Goal: Everything from the line containing "Give me the" down to the last line of the entries below must be transcribed exactly, and nothing else.

Record list:
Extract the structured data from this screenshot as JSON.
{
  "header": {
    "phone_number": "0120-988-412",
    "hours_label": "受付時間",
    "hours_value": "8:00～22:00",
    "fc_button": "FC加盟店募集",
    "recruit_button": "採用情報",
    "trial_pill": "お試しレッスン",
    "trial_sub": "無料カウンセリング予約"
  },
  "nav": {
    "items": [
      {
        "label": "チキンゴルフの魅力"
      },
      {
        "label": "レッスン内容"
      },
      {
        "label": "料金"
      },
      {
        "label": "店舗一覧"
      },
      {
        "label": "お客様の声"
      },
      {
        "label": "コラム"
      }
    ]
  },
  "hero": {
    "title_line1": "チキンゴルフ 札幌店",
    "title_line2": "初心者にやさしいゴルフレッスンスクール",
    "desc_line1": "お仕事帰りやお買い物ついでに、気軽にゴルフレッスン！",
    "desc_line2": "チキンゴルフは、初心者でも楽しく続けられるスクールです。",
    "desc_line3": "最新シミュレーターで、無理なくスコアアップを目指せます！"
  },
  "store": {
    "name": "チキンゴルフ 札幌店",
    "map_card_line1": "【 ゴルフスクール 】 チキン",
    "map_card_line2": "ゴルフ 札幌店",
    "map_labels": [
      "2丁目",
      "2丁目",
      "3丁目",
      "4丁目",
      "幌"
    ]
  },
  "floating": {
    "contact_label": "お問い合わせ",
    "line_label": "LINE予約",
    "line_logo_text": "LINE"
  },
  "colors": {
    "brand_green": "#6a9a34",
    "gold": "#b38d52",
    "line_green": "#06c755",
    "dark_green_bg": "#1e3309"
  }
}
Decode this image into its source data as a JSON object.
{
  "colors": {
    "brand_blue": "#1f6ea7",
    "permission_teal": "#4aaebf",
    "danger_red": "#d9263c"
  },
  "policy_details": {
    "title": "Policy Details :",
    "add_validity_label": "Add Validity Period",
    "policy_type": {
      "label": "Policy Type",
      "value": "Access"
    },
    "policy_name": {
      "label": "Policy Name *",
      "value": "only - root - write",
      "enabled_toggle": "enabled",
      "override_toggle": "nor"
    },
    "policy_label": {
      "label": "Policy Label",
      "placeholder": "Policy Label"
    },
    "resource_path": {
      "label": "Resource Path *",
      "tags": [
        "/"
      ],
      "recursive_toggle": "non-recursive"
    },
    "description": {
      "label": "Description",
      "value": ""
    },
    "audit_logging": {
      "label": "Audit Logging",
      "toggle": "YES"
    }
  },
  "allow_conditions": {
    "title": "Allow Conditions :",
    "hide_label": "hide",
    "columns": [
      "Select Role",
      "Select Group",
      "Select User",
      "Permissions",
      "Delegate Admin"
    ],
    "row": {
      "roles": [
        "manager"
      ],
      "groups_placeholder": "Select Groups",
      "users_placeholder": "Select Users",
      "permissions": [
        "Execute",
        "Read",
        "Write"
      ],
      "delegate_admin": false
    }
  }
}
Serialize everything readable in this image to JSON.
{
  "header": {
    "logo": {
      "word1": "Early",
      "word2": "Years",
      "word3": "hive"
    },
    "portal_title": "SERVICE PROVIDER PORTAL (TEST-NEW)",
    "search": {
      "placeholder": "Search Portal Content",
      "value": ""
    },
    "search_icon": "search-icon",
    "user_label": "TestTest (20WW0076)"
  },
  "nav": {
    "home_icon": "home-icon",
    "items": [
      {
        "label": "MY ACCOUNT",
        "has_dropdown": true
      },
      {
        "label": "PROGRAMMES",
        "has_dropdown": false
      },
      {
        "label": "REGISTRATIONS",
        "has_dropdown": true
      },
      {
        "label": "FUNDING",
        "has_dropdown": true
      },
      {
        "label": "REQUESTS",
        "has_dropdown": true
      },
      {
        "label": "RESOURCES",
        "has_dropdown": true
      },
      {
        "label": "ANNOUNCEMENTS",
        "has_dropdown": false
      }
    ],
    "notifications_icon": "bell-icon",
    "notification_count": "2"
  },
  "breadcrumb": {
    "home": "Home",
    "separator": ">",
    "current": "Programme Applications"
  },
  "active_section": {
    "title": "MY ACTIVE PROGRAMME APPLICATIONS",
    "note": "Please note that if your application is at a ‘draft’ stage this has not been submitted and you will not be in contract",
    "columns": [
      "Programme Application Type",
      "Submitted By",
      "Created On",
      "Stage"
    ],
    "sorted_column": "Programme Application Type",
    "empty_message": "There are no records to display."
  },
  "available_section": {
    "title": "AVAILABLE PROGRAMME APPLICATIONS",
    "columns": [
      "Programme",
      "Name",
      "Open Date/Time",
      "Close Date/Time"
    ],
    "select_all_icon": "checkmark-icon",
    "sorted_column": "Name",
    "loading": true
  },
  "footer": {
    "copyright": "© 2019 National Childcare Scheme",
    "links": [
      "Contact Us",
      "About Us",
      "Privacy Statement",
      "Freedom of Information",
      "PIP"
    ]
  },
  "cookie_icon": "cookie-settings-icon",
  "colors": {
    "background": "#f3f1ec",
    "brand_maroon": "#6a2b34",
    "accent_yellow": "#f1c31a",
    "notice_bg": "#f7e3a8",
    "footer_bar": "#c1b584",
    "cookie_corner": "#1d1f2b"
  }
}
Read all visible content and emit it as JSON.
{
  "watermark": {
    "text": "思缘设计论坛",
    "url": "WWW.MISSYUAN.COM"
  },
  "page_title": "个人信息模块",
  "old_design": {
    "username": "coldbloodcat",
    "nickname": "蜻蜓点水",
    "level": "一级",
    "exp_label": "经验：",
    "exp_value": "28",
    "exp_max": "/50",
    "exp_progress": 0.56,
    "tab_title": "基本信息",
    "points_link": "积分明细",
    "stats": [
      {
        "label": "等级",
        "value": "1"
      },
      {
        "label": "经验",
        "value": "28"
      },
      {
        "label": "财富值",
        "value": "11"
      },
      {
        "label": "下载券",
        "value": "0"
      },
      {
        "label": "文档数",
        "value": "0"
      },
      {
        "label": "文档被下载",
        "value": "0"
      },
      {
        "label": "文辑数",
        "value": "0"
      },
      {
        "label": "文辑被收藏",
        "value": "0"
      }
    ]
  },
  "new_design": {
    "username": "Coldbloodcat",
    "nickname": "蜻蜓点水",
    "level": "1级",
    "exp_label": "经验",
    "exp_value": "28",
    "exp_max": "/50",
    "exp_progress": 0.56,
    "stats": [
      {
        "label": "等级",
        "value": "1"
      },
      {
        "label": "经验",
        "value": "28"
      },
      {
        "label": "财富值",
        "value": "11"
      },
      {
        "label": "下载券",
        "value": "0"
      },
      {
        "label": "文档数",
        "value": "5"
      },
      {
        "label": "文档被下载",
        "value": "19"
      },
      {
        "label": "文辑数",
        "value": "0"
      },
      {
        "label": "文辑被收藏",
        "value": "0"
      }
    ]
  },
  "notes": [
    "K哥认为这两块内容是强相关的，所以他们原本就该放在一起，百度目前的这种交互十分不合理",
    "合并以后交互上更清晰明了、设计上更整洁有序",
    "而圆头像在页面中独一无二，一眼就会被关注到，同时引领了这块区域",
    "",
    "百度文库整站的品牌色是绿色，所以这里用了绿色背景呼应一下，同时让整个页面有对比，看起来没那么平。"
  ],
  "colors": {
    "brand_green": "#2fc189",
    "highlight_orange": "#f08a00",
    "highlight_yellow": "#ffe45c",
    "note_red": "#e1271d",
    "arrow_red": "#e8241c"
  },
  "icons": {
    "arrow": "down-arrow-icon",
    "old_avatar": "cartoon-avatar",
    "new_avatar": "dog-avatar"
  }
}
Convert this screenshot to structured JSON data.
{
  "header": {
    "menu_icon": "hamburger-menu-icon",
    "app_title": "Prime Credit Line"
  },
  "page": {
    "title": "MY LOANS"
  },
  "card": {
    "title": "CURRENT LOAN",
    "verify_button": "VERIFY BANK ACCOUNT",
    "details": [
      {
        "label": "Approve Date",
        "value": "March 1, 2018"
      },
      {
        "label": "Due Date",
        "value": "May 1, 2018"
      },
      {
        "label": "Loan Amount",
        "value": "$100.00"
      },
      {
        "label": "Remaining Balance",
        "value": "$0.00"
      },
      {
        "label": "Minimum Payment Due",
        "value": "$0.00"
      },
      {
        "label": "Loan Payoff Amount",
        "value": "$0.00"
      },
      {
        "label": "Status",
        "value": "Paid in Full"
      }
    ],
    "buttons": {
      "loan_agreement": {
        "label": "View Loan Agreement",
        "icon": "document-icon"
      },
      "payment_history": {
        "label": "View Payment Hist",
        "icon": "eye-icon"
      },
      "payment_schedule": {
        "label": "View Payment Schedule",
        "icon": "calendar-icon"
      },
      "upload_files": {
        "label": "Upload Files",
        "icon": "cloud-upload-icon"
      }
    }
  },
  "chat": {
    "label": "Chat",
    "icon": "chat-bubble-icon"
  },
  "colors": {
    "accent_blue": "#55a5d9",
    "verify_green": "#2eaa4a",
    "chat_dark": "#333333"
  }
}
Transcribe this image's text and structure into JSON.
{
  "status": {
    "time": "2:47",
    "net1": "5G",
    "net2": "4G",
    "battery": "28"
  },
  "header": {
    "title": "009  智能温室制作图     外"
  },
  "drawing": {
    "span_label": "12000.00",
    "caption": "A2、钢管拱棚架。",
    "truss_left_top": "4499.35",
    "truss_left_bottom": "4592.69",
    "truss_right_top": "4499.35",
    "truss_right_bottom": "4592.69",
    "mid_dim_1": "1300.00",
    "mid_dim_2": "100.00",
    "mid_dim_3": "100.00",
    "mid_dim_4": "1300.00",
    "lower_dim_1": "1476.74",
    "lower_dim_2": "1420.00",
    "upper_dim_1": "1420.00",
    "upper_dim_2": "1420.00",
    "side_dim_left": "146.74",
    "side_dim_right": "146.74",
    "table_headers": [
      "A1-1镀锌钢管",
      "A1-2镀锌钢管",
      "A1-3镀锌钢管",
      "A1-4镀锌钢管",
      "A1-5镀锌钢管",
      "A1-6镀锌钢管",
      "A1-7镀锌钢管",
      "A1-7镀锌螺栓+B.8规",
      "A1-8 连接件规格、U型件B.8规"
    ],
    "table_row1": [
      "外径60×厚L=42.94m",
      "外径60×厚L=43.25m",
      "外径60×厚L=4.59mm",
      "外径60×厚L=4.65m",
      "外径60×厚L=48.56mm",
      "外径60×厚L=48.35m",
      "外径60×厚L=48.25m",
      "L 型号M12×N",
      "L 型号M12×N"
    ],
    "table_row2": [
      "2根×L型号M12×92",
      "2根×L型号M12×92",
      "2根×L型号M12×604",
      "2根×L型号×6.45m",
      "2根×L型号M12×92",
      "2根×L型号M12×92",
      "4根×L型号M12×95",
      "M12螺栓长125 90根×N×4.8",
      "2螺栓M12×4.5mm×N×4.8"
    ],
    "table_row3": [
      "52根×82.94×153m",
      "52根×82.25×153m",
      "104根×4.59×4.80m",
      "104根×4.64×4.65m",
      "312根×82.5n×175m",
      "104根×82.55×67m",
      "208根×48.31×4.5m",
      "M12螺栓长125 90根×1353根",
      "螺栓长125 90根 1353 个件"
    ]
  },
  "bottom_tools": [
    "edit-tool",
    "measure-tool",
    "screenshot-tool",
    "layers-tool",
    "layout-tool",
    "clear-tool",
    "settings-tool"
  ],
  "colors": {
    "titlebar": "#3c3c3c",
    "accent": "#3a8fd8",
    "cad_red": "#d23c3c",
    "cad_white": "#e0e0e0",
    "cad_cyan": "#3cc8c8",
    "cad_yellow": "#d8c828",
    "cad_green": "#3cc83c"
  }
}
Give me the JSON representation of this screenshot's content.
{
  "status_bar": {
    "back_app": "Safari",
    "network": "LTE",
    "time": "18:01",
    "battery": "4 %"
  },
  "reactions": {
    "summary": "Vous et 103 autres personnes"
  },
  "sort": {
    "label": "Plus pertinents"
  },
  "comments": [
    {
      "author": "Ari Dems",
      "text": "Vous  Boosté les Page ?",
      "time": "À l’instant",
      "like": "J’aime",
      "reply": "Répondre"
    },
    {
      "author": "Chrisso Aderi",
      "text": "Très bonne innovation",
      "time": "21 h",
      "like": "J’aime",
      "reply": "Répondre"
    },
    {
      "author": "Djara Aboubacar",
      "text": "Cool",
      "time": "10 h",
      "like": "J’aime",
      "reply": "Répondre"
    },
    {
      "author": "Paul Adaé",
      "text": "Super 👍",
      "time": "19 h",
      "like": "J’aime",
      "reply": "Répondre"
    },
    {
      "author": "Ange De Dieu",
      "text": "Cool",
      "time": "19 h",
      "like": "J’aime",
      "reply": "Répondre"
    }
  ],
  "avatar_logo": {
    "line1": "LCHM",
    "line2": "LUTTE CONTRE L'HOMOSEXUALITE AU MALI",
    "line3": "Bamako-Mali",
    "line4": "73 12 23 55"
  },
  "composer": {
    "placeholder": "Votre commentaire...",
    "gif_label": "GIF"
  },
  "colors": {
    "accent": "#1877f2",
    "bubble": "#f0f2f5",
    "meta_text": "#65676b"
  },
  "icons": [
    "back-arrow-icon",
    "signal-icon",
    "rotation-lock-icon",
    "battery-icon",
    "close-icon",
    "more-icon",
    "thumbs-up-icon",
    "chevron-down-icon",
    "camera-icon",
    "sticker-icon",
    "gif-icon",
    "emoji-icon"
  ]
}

Result for this exercise:
Give me the JSON representation of this screenshot's content.
{
  "status_bar": {
    "back_app": "Safari",
    "network": "LTE",
    "time": "18:01",
    "battery": "4 %"
  },
  "reactions": {
    "summary": "Vous et 103 autres personnes"
  },
  "sort": {
    "label": "Plus pertinents"
  },
  "comments": [
    {
      "author": "Ari Dems",
      "text": "Vous  Boosté les Page ?",
      "time": "À l’instant",
      "like": "J’aime",
      "reply": "Répondre"
    },
    {
      "author": "Chrisso Aderi",
      "text": "Très bonne innovation",
      "time": "21 h",
      "like": "J’aime",
      "reply": "Répondre"
    },
    {
      "author": "Djara Aboubacar",
      "text": "Cool",
      "time": "10 h",
      "like": "J’aime",
      "reply": "Répondre"
    },
    {
      "author": "Paul Adaé",
      "text": "Super 👍",
      "time": "19 h",
      "like": "J’aime",
      "reply": "Répondre"
    },
    {
      "author": "Ange De Dieu",
      "text": "Cool",
      "time": "19 h",
      "like": "J’aime",
      "reply": "Répondre"
    }
  ],
  "avatar_logo": {
    "line1": "LCHM",
    "line2": "LUTTE CONTRE L'HOMOSEXUALITE AU MALI",
    "line3": "Bamako-Mali",
    "line4": "73 12 23 55"
  },
  "composer": {
    "placeholder": "Votre commentaire...",
    "gif_label": "GIF"
  },
  "colors": {
    "accent": "#1877f2",
    "bubble": "#f0f2f5",
    "meta_text": "#65676b"
  },
  "icons": [
    "back-arrow-icon",
    "signal-icon",
    "rotation-lock-icon",
    "battery-icon",
    "close-icon",
    "more-icon",
    "thumbs-up-icon",
    "chevron-down-icon",
    "camera-icon",
    "sticker-icon",
    "gif-icon",
    "emoji-icon"
  ]
}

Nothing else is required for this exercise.